> [A run of records]:
╔══
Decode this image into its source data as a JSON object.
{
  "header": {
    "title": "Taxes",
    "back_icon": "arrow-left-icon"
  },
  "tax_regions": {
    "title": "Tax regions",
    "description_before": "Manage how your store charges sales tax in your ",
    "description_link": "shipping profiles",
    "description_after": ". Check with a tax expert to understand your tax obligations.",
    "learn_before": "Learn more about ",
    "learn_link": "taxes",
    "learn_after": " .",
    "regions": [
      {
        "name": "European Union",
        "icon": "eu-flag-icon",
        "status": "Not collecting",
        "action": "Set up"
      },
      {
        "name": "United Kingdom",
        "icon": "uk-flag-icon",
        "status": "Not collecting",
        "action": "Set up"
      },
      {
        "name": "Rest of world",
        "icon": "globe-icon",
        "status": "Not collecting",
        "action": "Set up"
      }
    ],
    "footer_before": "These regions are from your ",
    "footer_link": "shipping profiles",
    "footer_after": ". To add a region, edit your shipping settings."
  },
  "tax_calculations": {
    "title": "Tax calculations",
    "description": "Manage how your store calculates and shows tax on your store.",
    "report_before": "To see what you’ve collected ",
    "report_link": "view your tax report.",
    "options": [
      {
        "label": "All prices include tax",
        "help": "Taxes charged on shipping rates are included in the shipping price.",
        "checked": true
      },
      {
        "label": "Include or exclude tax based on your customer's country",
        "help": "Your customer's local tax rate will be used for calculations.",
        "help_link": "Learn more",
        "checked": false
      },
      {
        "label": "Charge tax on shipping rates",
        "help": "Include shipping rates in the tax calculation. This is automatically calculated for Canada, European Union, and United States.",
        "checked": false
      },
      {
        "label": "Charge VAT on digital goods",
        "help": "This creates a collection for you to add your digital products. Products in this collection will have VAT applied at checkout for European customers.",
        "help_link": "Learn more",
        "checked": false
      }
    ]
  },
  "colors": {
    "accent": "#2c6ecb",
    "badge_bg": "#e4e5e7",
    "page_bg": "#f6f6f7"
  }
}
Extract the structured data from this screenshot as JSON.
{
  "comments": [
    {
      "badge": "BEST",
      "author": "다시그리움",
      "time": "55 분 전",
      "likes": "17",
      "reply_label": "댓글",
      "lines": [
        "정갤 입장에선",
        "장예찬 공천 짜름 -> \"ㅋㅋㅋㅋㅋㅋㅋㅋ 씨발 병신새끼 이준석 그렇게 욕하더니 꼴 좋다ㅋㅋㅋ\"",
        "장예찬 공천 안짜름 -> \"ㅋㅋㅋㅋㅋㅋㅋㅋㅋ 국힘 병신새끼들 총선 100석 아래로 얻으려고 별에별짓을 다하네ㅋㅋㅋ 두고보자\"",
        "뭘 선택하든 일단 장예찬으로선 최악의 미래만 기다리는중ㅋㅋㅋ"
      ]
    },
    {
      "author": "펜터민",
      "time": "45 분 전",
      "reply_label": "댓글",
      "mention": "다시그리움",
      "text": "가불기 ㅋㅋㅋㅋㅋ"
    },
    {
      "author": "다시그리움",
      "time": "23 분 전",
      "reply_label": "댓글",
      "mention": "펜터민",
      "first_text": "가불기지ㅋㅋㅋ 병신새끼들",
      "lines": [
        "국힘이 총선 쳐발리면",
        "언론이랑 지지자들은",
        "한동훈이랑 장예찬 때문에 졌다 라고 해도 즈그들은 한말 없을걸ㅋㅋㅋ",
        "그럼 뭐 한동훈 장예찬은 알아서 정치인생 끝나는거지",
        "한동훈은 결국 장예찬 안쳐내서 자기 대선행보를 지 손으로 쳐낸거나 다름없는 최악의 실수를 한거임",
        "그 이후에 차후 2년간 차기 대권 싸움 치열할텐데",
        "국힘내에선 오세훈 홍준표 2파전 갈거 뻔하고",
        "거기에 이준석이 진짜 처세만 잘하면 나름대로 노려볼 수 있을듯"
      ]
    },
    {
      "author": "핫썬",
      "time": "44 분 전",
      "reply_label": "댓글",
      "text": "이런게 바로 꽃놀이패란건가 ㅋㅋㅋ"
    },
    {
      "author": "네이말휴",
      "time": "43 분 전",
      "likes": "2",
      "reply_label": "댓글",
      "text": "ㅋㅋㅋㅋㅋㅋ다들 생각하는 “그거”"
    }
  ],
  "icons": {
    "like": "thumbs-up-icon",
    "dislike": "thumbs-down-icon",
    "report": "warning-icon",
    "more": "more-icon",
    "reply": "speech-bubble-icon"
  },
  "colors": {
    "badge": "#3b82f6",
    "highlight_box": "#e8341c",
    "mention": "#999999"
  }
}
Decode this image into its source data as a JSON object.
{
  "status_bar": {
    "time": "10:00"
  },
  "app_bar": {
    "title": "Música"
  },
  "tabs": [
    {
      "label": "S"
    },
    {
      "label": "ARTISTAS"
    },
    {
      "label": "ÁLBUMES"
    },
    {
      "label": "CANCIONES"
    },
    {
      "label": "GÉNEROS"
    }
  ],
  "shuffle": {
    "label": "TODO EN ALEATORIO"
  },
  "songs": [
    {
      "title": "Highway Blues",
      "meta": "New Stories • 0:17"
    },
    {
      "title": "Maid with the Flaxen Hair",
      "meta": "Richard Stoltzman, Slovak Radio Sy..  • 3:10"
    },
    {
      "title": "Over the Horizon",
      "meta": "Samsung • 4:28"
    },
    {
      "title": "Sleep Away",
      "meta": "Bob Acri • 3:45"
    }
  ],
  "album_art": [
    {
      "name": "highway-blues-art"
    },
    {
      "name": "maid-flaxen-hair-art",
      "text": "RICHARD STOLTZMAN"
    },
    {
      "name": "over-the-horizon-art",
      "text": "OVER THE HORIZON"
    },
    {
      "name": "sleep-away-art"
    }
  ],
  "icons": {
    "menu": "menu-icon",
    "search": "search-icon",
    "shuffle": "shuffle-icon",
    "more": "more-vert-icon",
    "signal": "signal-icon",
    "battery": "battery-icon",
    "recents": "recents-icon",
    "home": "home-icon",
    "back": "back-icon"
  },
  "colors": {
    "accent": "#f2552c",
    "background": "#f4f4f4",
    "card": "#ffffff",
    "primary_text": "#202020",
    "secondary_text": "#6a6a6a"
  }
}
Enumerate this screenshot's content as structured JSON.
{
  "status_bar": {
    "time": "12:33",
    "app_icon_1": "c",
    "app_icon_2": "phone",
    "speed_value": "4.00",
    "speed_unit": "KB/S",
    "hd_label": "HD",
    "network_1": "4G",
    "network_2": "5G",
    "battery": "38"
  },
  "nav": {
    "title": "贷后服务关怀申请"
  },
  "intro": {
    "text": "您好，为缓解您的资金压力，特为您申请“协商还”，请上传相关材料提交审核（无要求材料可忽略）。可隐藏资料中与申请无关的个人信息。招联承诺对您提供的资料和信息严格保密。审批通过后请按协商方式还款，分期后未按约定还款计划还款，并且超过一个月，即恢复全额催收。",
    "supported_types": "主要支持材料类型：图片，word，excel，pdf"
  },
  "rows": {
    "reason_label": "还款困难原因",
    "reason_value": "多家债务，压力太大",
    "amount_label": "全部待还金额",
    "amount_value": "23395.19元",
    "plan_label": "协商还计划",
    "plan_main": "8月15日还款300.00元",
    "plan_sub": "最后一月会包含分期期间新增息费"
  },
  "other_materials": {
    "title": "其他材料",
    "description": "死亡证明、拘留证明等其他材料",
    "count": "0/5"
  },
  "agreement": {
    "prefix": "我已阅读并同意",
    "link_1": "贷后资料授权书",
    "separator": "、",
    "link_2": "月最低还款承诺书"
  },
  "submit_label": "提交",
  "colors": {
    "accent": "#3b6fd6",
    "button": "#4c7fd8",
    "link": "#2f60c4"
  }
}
╚══
> [YOUR OBJECTIVE]: Output all of the data above without any alteration.

> [SOLUTION TO THE PROBLEM]:
Decode this image into its source data as a JSON object.
{
  "header": {
    "title": "Taxes",
    "back_icon": "arrow-left-icon"
  },
  "tax_regions": {
    "title": "Tax regions",
    "description_before": "Manage how your store charges sales tax in your ",
    "description_link": "shipping profiles",
    "description_after": ". Check with a tax expert to understand your tax obligations.",
    "learn_before": "Learn more about ",
    "learn_link": "taxes",
    "learn_after": " .",
    "regions": [
      {
        "name": "European Union",
        "icon": "eu-flag-icon",
        "status": "Not collecting",
        "action": "Set up"
      },
      {
        "name": "United Kingdom",
        "icon": "uk-flag-icon",
        "status": "Not collecting",
        "action": "Set up"
      },
      {
        "name": "Rest of world",
        "icon": "globe-icon",
        "status": "Not collecting",
        "action": "Set up"
      }
    ],
    "footer_before": "These regions are from your ",
    "footer_link": "shipping profiles",
    "footer_after": ". To add a region, edit your shipping settings."
  },
  "tax_calculations": {
    "title": "Tax calculations",
    "description": "Manage how your store calculates and shows tax on your store.",
    "report_before": "To see what you’ve collected ",
    "report_link": "view your tax report.",
    "options": [
      {
        "label": "All prices include tax",
        "help": "Taxes charged on shipping rates are included in the shipping price.",
        "checked": true
      },
      {
        "label": "Include or exclude tax based on your customer's country",
        "help": "Your customer's local tax rate will be used for calculations.",
        "help_link": "Learn more",
        "checked": false
      },
      {
        "label": "Charge tax on shipping rates",
        "help": "Include shipping rates in the tax calculation. This is automatically calculated for Canada, European Union, and United States.",
        "checked": false
      },
      {
        "label": "Charge VAT on digital goods",
        "help": "This creates a collection for you to add your digital products. Products in this collection will have VAT applied at checkout for European customers.",
        "help_link": "Learn more",
        "checked": false
      }
    ]
  },
  "colors": {
    "accent": "#2c6ecb",
    "badge_bg": "#e4e5e7",
    "page_bg": "#f6f6f7"
  }
}
Extract the structured data from this screenshot as JSON.
{
  "comments": [
    {
      "badge": "BEST",
      "author": "다시그리움",
      "time": "55 분 전",
      "likes": "17",
      "reply_label": "댓글",
      "lines": [
        "정갤 입장에선",
        "장예찬 공천 짜름 -> \"ㅋㅋㅋㅋㅋㅋㅋㅋ 씨발 병신새끼 이준석 그렇게 욕하더니 꼴 좋다ㅋㅋㅋ\"",
        "장예찬 공천 안짜름 -> \"ㅋㅋㅋㅋㅋㅋㅋㅋㅋ 국힘 병신새끼들 총선 100석 아래로 얻으려고 별에별짓을 다하네ㅋㅋㅋ 두고보자\"",
        "뭘 선택하든 일단 장예찬으로선 최악의 미래만 기다리는중ㅋㅋㅋ"
      ]
    },
    {
      "author": "펜터민",
      "time": "45 분 전",
      "reply_label": "댓글",
      "mention": "다시그리움",
      "text": "가불기 ㅋㅋㅋㅋㅋ"
    },
    {
      "author": "다시그리움",
      "time": "23 분 전",
      "reply_label": "댓글",
      "mention": "펜터민",
      "first_text": "가불기지ㅋㅋㅋ 병신새끼들",
      "lines": [
        "국힘이 총선 쳐발리면",
        "언론이랑 지지자들은",
        "한동훈이랑 장예찬 때문에 졌다 라고 해도 즈그들은 한말 없을걸ㅋㅋㅋ",
        "그럼 뭐 한동훈 장예찬은 알아서 정치인생 끝나는거지",
        "한동훈은 결국 장예찬 안쳐내서 자기 대선행보를 지 손으로 쳐낸거나 다름없는 최악의 실수를 한거임",
        "그 이후에 차후 2년간 차기 대권 싸움 치열할텐데",
        "국힘내에선 오세훈 홍준표 2파전 갈거 뻔하고",
        "거기에 이준석이 진짜 처세만 잘하면 나름대로 노려볼 수 있을듯"
      ]
    },
    {
      "author": "핫썬",
      "time": "44 분 전",
      "reply_label": "댓글",
      "text": "이런게 바로 꽃놀이패란건가 ㅋㅋㅋ"
    },
    {
      "author": "네이말휴",
      "time": "43 분 전",
      "likes": "2",
      "reply_label": "댓글",
      "text": "ㅋㅋㅋㅋㅋㅋ다들 생각하는 “그거”"
    }
  ],
  "icons": {
    "like": "thumbs-up-icon",
    "dislike": "thumbs-down-icon",
    "report": "warning-icon",
    "more": "more-icon",
    "reply": "speech-bubble-icon"
  },
  "colors": {
    "badge": "#3b82f6",
    "highlight_box": "#e8341c",
    "mention": "#999999"
  }
}
Decode this image into its source data as a JSON object.
{
  "status_bar": {
    "time": "10:00"
  },
  "app_bar": {
    "title": "Música"
  },
  "tabs": [
    {
      "label": "S"
    },
    {
      "label": "ARTISTAS"
    },
    {
      "label": "ÁLBUMES"
    },
    {
      "label": "CANCIONES"
    },
    {
      "label": "GÉNEROS"
    }
  ],
  "shuffle": {
    "label": "TODO EN ALEATORIO"
  },
  "songs": [
    {
      "title": "Highway Blues",
      "meta": "New Stories • 0:17"
    },
    {
      "title": "Maid with the Flaxen Hair",
      "meta": "Richard Stoltzman, Slovak Radio Sy..  • 3:10"
    },
    {
      "title": "Over the Horizon",
      "meta": "Samsung • 4:28"
    },
    {
      "title": "Sleep Away",
      "meta": "Bob Acri • 3:45"
    }
  ],
  "album_art": [
    {
      "name": "highway-blues-art"
    },
    {
      "name": "maid-flaxen-hair-art",
      "text": "RICHARD STOLTZMAN"
    },
    {
      "name": "over-the-horizon-art",
      "text": "OVER THE HORIZON"
    },
    {
      "name": "sleep-away-art"
    }
  ],
  "icons": {
    "menu": "menu-icon",
    "search": "search-icon",
    "shuffle": "shuffle-icon",
    "more": "more-vert-icon",
    "signal": "signal-icon",
    "battery": "battery-icon",
    "recents": "recents-icon",
    "home": "home-icon",
    "back": "back-icon"
  },
  "colors": {
    "accent": "#f2552c",
    "background": "#f4f4f4",
    "card": "#ffffff",
    "primary_text": "#202020",
    "secondary_text": "#6a6a6a"
  }
}
Enumerate this screenshot's content as structured JSON.
{
  "status_bar": {
    "time": "12:33",
    "app_icon_1": "c",
    "app_icon_2": "phone",
    "speed_value": "4.00",
    "speed_unit": "KB/S",
    "hd_label": "HD",
    "network_1": "4G",
    "network_2": "5G",
    "battery": "38"
  },
  "nav": {
    "title": "贷后服务关怀申请"
  },
  "intro": {
    "text": "您好，为缓解您的资金压力，特为您申请“协商还”，请上传相关材料提交审核（无要求材料可忽略）。可隐藏资料中与申请无关的个人信息。招联承诺对您提供的资料和信息严格保密。审批通过后请按协商方式还款，分期后未按约定还款计划还款，并且超过一个月，即恢复全额催收。",
    "supported_types": "主要支持材料类型：图片，word，excel，pdf"
  },
  "rows": {
    "reason_label": "还款困难原因",
    "reason_value": "多家债务，压力太大",
    "amount_label": "全部待还金额",
    "amount_value": "23395.19元",
    "plan_label": "协商还计划",
    "plan_main": "8月15日还款300.00元",
    "plan_sub": "最后一月会包含分期期间新增息费"
  },
  "other_materials": {
    "title": "其他材料",
    "description": "死亡证明、拘留证明等其他材料",
    "count": "0/5"
  },
  "agreement": {
    "prefix": "我已阅读并同意",
    "link_1": "贷后资料授权书",
    "separator": "、",
    "link_2": "月最低还款承诺书"
  },
  "submit_label": "提交",
  "colors": {
    "accent": "#3b6fd6",
    "button": "#4c7fd8",
    "link": "#2f60c4"
  }
}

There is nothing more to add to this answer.